• What the exercise asks: Copy out each line in the material below that has the word "JSON".

• Data section:
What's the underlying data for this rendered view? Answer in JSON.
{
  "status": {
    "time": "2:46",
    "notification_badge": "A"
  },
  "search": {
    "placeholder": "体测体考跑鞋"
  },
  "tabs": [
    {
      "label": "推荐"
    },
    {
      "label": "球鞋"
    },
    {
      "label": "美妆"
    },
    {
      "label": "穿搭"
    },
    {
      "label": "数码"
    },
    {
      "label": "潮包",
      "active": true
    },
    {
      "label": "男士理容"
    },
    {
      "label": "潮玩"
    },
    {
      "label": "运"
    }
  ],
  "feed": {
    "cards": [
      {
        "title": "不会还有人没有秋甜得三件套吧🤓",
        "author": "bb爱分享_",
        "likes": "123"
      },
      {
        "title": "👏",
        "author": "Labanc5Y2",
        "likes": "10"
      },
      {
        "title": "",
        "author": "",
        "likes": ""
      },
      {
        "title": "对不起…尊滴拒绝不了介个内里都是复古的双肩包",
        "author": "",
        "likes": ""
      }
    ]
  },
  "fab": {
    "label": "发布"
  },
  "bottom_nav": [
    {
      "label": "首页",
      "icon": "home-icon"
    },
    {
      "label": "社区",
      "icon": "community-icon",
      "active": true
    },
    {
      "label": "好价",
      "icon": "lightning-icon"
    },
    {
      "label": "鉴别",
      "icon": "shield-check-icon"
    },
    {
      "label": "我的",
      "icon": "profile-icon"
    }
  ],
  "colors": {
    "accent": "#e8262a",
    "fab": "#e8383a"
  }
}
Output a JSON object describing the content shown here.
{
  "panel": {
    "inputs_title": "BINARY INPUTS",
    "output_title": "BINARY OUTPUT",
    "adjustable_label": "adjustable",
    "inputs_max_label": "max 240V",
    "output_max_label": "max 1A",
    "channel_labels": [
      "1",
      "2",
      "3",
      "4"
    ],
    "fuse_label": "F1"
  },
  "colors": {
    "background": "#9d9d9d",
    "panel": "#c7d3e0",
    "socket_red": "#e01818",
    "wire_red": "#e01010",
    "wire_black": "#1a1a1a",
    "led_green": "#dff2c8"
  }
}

• Exercise response:
What's the underlying data for this rendered view? Answer in JSON.
Output a JSON object describing the content shown here.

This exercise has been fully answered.